> _Given request_
Which lines include the word "object"? Copy each of them.

(Excerpts from a figure dataset)

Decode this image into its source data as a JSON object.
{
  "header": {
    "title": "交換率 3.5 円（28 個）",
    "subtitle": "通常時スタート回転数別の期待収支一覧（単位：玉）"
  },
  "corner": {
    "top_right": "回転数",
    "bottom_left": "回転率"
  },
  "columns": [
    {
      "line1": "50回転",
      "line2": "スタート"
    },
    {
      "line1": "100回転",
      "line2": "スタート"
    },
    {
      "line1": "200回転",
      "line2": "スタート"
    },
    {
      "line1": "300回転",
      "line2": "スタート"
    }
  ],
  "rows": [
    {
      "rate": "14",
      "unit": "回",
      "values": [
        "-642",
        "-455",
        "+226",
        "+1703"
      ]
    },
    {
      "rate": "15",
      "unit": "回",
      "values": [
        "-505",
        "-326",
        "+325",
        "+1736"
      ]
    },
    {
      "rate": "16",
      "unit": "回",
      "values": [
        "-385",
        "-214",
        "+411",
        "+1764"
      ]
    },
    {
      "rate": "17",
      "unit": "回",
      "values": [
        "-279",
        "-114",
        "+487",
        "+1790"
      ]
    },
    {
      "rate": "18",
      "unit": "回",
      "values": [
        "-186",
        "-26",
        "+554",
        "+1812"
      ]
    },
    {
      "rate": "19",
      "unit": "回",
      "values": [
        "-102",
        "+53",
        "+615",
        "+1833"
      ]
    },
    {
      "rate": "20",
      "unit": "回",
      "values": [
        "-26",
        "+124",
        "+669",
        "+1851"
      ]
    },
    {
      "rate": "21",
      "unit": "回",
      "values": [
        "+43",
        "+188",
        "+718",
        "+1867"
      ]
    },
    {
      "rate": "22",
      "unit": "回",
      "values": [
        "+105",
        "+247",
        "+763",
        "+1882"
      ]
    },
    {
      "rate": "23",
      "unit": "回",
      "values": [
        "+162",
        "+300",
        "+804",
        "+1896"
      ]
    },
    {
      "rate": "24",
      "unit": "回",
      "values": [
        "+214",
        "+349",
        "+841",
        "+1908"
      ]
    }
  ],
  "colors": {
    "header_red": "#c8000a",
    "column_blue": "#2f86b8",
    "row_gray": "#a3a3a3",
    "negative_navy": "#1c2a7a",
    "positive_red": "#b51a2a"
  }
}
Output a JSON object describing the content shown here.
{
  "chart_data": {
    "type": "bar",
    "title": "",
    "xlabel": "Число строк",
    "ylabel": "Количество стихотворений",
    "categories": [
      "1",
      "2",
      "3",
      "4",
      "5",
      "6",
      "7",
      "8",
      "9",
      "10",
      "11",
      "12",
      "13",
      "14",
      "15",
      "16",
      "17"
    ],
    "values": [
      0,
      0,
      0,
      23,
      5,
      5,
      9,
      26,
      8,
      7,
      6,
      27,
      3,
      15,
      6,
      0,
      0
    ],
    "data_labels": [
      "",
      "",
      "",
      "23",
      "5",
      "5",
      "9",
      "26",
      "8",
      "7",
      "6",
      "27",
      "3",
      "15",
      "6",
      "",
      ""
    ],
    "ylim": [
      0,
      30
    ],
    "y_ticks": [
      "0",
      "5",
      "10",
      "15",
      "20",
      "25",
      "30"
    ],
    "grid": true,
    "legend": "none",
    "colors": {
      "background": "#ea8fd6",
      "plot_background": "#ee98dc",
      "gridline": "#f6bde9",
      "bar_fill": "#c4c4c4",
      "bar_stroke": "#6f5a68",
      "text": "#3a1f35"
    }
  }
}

> _Result of this task_
Decode this image into its source data as a JSON object.
Output a JSON object describing the content shown here.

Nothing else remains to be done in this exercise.